### Problem requirements
In the records below, find each line containing the word "assistant" and copy it.

-- Start Task material --

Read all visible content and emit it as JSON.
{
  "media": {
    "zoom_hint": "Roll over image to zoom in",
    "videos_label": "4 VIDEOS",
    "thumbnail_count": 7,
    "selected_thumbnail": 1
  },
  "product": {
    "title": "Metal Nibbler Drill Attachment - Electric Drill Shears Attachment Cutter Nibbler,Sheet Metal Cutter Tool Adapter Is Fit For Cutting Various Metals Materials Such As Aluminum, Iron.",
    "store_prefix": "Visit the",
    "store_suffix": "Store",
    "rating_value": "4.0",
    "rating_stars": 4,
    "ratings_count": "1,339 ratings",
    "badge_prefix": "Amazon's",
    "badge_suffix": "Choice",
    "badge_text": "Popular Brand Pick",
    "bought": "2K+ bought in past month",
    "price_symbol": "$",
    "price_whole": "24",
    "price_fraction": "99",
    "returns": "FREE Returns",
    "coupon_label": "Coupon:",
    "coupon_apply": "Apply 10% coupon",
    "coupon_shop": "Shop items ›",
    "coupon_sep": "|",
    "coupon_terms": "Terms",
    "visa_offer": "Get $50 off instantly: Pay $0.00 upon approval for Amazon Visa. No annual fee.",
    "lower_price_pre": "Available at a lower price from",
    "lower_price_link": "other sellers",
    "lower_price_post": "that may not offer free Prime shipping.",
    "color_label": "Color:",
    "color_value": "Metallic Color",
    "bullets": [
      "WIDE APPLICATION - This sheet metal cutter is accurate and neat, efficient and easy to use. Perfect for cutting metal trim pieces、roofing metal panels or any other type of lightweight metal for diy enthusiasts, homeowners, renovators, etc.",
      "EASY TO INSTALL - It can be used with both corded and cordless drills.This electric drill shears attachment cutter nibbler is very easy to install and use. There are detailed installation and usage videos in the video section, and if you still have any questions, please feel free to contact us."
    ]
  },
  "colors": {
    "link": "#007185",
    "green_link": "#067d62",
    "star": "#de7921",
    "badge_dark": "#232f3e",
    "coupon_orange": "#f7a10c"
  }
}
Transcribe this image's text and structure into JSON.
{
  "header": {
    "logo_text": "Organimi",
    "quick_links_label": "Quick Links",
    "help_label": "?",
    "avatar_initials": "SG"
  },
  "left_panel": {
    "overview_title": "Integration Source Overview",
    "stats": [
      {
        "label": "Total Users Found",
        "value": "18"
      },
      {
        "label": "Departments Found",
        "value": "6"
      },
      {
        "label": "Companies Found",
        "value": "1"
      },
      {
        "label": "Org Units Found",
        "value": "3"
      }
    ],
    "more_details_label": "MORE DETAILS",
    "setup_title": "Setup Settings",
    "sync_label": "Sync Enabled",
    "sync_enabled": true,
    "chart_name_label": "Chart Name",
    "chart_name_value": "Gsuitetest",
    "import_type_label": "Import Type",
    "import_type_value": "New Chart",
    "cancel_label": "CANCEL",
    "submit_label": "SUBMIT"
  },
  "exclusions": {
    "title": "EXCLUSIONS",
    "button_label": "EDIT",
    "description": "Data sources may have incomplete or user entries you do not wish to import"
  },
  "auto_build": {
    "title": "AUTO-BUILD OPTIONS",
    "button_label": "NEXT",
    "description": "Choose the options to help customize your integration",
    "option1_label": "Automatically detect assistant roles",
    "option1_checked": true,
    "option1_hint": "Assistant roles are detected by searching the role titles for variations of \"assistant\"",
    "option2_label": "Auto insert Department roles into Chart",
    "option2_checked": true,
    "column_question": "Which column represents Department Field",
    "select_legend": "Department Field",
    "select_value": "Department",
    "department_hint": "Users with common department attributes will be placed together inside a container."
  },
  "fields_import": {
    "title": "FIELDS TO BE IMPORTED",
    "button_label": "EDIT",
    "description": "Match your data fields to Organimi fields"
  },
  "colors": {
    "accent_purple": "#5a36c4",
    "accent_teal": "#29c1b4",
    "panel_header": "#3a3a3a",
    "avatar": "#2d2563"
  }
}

-- End Task material --

### Solved exercise
    "option1_label": "Automatically detect assistant roles",
    "option1_hint": "Assistant roles are detected by searching the role titles for variations of \"assistant\"",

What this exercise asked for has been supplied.